** start SUPPLIED DATA **
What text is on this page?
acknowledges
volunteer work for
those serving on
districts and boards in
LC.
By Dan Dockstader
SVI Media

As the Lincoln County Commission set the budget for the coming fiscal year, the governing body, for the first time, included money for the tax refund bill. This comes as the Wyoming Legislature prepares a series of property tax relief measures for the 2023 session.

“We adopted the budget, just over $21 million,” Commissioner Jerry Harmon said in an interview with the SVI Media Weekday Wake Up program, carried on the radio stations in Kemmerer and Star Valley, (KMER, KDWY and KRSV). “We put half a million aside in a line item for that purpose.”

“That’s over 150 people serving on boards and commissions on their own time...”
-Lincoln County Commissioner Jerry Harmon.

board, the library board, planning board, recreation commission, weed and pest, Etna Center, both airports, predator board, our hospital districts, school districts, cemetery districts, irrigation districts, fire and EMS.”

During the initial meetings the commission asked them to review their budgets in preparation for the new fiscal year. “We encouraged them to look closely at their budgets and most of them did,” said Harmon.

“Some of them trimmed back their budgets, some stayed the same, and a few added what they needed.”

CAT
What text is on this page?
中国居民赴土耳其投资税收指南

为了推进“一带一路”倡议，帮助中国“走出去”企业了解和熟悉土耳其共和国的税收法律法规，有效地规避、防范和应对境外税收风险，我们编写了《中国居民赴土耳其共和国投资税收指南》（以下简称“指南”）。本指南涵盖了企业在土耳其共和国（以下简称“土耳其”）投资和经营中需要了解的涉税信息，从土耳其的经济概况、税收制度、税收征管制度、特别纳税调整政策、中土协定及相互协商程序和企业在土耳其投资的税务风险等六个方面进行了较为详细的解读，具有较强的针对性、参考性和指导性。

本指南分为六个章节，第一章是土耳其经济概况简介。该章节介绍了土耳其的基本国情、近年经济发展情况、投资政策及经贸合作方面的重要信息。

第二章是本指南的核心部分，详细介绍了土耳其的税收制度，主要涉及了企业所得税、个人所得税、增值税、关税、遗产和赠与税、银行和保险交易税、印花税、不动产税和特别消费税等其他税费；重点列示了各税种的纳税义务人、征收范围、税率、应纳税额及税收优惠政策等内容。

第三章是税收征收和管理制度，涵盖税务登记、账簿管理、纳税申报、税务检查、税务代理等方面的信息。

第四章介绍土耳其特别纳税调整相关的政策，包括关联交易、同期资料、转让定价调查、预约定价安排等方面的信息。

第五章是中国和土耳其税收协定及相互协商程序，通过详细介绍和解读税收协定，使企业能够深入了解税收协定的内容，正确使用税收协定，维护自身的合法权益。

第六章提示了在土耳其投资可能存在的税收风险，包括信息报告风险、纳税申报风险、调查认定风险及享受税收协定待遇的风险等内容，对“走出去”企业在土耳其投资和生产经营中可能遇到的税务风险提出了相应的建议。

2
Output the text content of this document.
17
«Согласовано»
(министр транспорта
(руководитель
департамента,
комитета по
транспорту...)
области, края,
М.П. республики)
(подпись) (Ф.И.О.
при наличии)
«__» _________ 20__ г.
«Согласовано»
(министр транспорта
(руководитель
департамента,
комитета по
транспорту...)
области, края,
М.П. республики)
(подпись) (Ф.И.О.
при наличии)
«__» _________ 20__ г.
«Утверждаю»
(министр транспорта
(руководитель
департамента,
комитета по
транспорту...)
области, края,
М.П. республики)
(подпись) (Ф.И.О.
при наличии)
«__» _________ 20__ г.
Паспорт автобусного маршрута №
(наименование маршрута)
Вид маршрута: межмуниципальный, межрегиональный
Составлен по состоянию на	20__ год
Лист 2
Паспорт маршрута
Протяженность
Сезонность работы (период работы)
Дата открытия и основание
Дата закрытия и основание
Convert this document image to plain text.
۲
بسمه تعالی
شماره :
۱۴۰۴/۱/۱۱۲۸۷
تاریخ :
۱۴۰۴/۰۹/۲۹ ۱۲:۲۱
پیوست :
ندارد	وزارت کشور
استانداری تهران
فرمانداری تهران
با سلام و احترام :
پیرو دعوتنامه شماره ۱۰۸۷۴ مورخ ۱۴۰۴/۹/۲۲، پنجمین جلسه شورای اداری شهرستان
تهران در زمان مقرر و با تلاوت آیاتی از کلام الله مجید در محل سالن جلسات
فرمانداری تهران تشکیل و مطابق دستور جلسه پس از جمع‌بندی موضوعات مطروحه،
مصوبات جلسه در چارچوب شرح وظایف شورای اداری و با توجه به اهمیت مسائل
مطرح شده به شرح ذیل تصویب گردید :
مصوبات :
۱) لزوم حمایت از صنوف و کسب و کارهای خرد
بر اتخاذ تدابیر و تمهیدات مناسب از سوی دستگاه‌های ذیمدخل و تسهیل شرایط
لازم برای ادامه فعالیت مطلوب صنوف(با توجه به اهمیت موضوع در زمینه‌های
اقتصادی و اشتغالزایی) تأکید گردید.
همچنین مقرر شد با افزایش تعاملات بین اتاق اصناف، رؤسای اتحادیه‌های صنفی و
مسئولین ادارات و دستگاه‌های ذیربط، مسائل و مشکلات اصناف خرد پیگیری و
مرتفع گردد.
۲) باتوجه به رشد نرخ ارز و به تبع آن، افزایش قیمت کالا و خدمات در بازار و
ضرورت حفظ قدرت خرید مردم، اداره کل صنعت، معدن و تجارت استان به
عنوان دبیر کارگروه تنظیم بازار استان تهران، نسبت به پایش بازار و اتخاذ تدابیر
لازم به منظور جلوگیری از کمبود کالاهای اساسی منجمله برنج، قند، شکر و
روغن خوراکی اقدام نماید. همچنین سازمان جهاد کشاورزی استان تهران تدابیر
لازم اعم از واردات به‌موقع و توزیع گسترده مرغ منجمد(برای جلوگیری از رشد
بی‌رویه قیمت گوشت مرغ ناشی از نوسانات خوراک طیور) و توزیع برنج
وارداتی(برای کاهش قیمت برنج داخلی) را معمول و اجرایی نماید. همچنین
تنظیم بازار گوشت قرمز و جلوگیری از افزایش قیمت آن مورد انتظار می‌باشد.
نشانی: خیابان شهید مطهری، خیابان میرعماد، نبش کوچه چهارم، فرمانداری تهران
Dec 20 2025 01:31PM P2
** end SUPPLIED DATA **
### SHORT TASK
Type the material above out again, exactly.

### FULL RESPONSE
What text is on this page?
acknowledges
volunteer work for
those serving on
districts and boards in
LC.
By Dan Dockstader
SVI Media

As the Lincoln County Commission set the budget for the coming fiscal year, the governing body, for the first time, included money for the tax refund bill. This comes as the Wyoming Legislature prepares a series of property tax relief measures for the 2023 session.

“We adopted the budget, just over $21 million,” Commissioner Jerry Harmon said in an interview with the SVI Media Weekday Wake Up program, carried on the radio stations in Kemmerer and Star Valley, (KMER, KDWY and KRSV). “We put half a million aside in a line item for that purpose.”

“That’s over 150 people serving on boards and commissions on their own time...”
-Lincoln County Commissioner Jerry Harmon.

board, the library board, planning board, recreation commission, weed and pest, Etna Center, both airports, predator board, our hospital districts, school districts, cemetery districts, irrigation districts, fire and EMS.”

During the initial meetings the commission asked them to review their budgets in preparation for the new fiscal year. “We encouraged them to look closely at their budgets and most of them did,” said Harmon.

“Some of them trimmed back their budgets, some stayed the same, and a few added what they needed.”

CAT
What text is on this page?
中国居民赴土耳其投资税收指南

为了推进“一带一路”倡议，帮助中国“走出去”企业了解和熟悉土耳其共和国的税收法律法规，有效地规避、防范和应对境外税收风险，我们编写了《中国居民赴土耳其共和国投资税收指南》（以下简称“指南”）。本指南涵盖了企业在土耳其共和国（以下简称“土耳其”）投资和经营中需要了解的涉税信息，从土耳其的经济概况、税收制度、税收征管制度、特别纳税调整政策、中土协定及相互协商程序和企业在土耳其投资的税务风险等六个方面进行了较为详细的解读，具有较强的针对性、参考性和指导性。

本指南分为六个章节，第一章是土耳其经济概况简介。该章节介绍了土耳其的基本国情、近年经济发展情况、投资政策及经贸合作方面的重要信息。

第二章是本指南的核心部分，详细介绍了土耳其的税收制度，主要涉及了企业所得税、个人所得税、增值税、关税、遗产和赠与税、银行和保险交易税、印花税、不动产税和特别消费税等其他税费；重点列示了各税种的纳税义务人、征收范围、税率、应纳税额及税收优惠政策等内容。

第三章是税收征收和管理制度，涵盖税务登记、账簿管理、纳税申报、税务检查、税务代理等方面的信息。

第四章介绍土耳其特别纳税调整相关的政策，包括关联交易、同期资料、转让定价调查、预约定价安排等方面的信息。

第五章是中国和土耳其税收协定及相互协商程序，通过详细介绍和解读税收协定，使企业能够深入了解税收协定的内容，正确使用税收协定，维护自身的合法权益。

第六章提示了在土耳其投资可能存在的税收风险，包括信息报告风险、纳税申报风险、调查认定风险及享受税收协定待遇的风险等内容，对“走出去”企业在土耳其投资和生产经营中可能遇到的税务风险提出了相应的建议。

2
Output the text content of this document.
17
«Согласовано»
(министр транспорта
(руководитель
департамента,
комитета по
транспорту...)
области, края,
М.П. республики)
(подпись) (Ф.И.О.
при наличии)
«__» _________ 20__ г.
«Согласовано»
(министр транспорта
(руководитель
департамента,
комитета по
транспорту...)
области, края,
М.П. республики)
(подпись) (Ф.И.О.
при наличии)
«__» _________ 20__ г.
«Утверждаю»
(министр транспорта
(руководитель
департамента,
комитета по
транспорту...)
области, края,
М.П. республики)
(подпись) (Ф.И.О.
при наличии)
«__» _________ 20__ г.
Паспорт автобусного маршрута №
(наименование маршрута)
Вид маршрута: межмуниципальный, межрегиональный
Составлен по состоянию на	20__ год
Лист 2
Паспорт маршрута
Протяженность
Сезонность работы (период работы)
Дата открытия и основание
Дата закрытия и основание
Convert this document image to plain text.
۲
بسمه تعالی
شماره :
۱۴۰۴/۱/۱۱۲۸۷
تاریخ :
۱۴۰۴/۰۹/۲۹ ۱۲:۲۱
پیوست :
ندارد	وزارت کشور
استانداری تهران
فرمانداری تهران
با سلام و احترام :
پیرو دعوتنامه شماره ۱۰۸۷۴ مورخ ۱۴۰۴/۹/۲۲، پنجمین جلسه شورای اداری شهرستان
تهران در زمان مقرر و با تلاوت آیاتی از کلام الله مجید در محل سالن جلسات
فرمانداری تهران تشکیل و مطابق دستور جلسه پس از جمع‌بندی موضوعات مطروحه،
مصوبات جلسه در چارچوب شرح وظایف شورای اداری و با توجه به اهمیت مسائل
مطرح شده به شرح ذیل تصویب گردید :
مصوبات :
۱) لزوم حمایت از صنوف و کسب و کارهای خرد
بر اتخاذ تدابیر و تمهیدات مناسب از سوی دستگاه‌های ذیمدخل و تسهیل شرایط
لازم برای ادامه فعالیت مطلوب صنوف(با توجه به اهمیت موضوع در زمینه‌های
اقتصادی و اشتغالزایی) تأکید گردید.
همچنین مقرر شد با افزایش تعاملات بین اتاق اصناف، رؤسای اتحادیه‌های صنفی و
مسئولین ادارات و دستگاه‌های ذیربط، مسائل و مشکلات اصناف خرد پیگیری و
مرتفع گردد.
۲) باتوجه به رشد نرخ ارز و به تبع آن، افزایش قیمت کالا و خدمات در بازار و
ضرورت حفظ قدرت خرید مردم، اداره کل صنعت، معدن و تجارت استان به
عنوان دبیر کارگروه تنظیم بازار استان تهران، نسبت به پایش بازار و اتخاذ تدابیر
لازم به منظور جلوگیری از کمبود کالاهای اساسی منجمله برنج، قند، شکر و
روغن خوراکی اقدام نماید. همچنین سازمان جهاد کشاورزی استان تهران تدابیر
لازم اعم از واردات به‌موقع و توزیع گسترده مرغ منجمد(برای جلوگیری از رشد
بی‌رویه قیمت گوشت مرغ ناشی از نوسانات خوراک طیور) و توزیع برنج
وارداتی(برای کاهش قیمت برنج داخلی) را معمول و اجرایی نماید. همچنین
تنظیم بازار گوشت قرمز و جلوگیری از افزایش قیمت آن مورد انتظار می‌باشد.
نشانی: خیابان شهید مطهری، خیابان میرعماد، نبش کوچه چهارم، فرمانداری تهران
Dec 20 2025 01:31PM P2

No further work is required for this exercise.